» Input data
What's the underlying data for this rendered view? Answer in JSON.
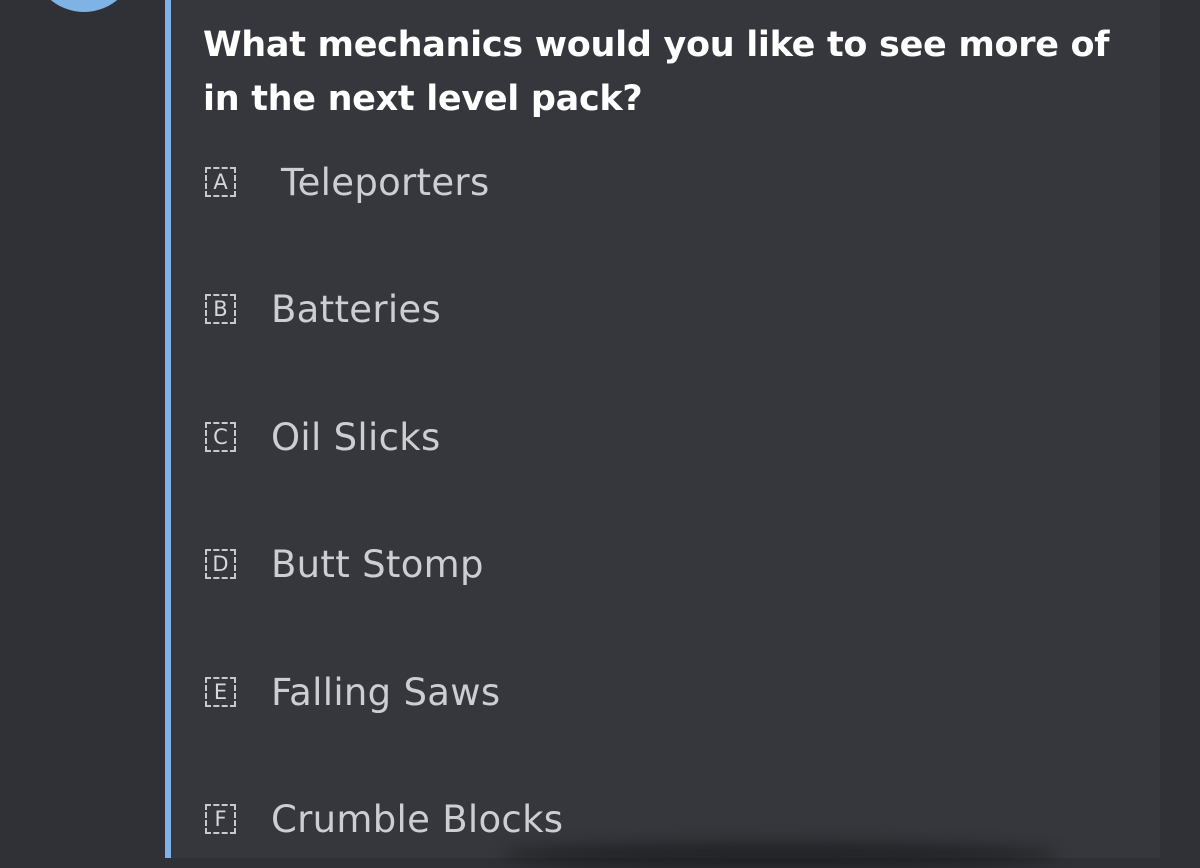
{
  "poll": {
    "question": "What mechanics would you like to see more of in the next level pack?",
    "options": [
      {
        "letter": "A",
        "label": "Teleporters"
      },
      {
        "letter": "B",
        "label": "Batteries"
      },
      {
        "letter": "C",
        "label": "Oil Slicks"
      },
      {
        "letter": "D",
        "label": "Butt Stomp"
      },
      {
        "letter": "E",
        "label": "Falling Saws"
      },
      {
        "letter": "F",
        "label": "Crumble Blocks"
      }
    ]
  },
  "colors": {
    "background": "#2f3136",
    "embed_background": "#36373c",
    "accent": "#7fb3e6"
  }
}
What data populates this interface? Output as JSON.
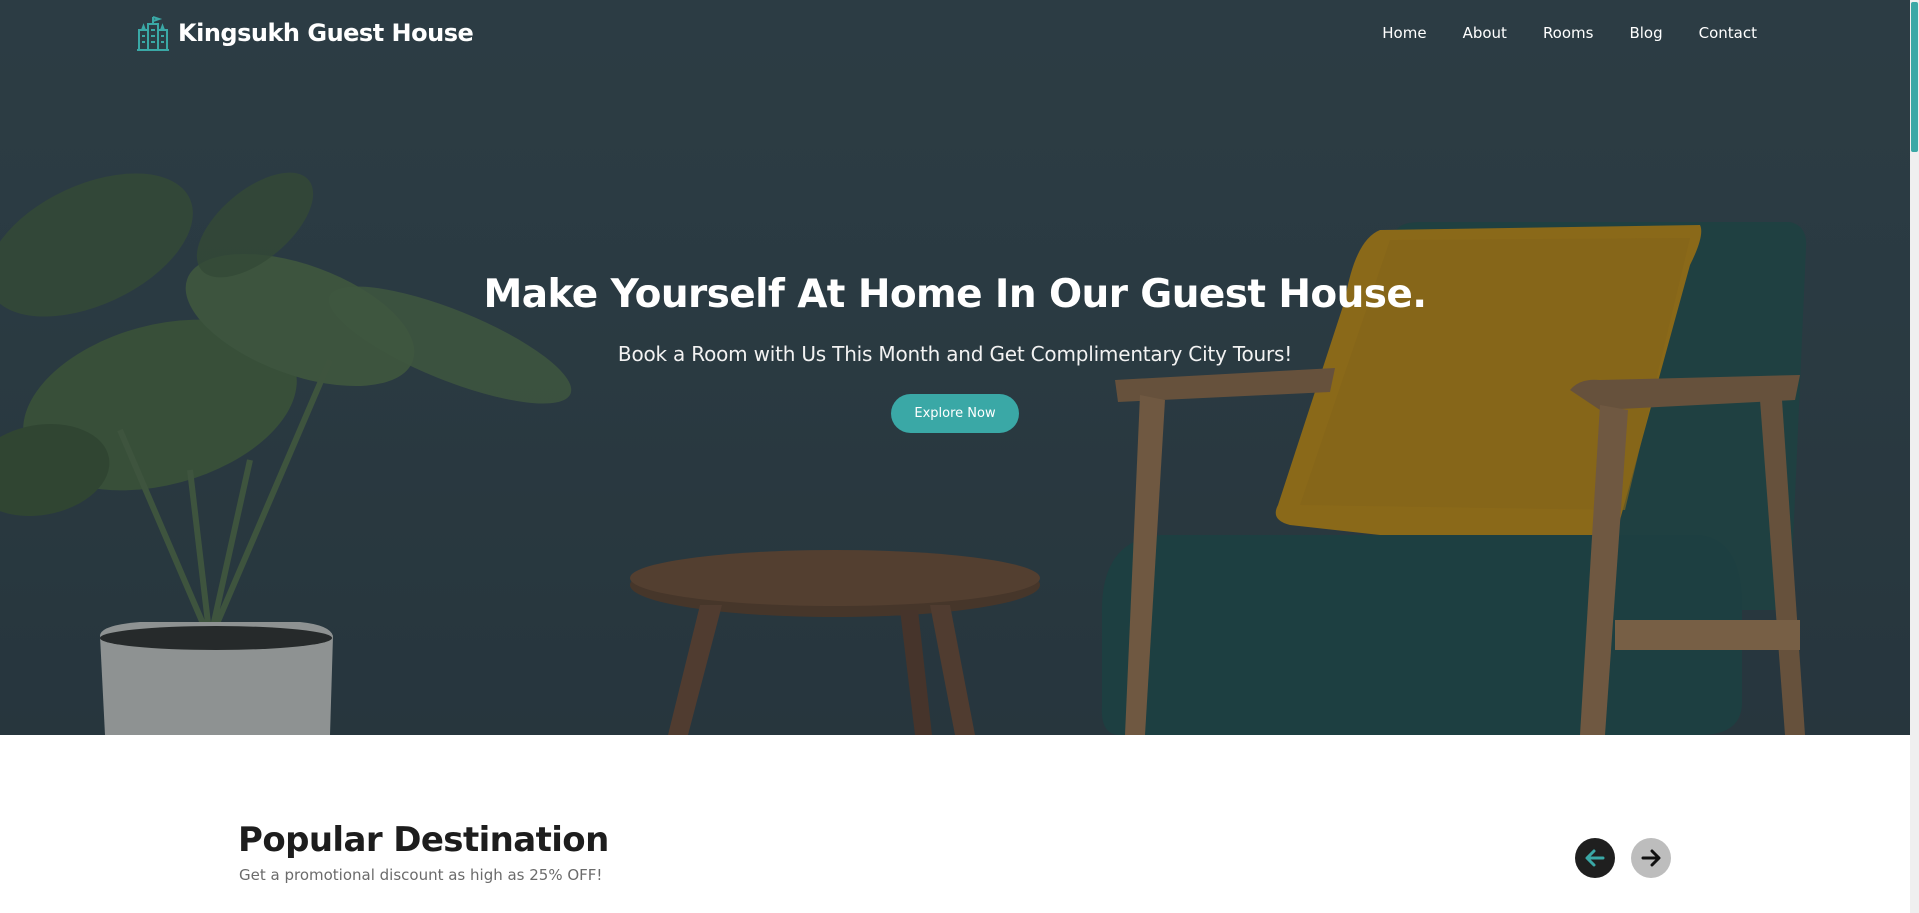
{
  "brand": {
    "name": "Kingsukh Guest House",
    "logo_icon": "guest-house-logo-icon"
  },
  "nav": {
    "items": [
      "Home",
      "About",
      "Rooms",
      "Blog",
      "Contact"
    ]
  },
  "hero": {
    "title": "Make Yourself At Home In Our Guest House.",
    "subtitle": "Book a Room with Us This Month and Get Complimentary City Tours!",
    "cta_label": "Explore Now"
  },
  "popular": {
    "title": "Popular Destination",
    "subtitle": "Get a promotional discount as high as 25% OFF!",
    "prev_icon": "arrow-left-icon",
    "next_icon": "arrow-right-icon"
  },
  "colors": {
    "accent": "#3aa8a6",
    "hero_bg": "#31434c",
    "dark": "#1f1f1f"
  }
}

» Exercise objective
Go through the entries and return each line where the word "What" appears.

» Solved exercise
What's the underlying data for this rendered view? Answer in JSON.
    "question": "What mechanics would you like to see more of in the next level pack?",
What data populates this interface? Output as JSON.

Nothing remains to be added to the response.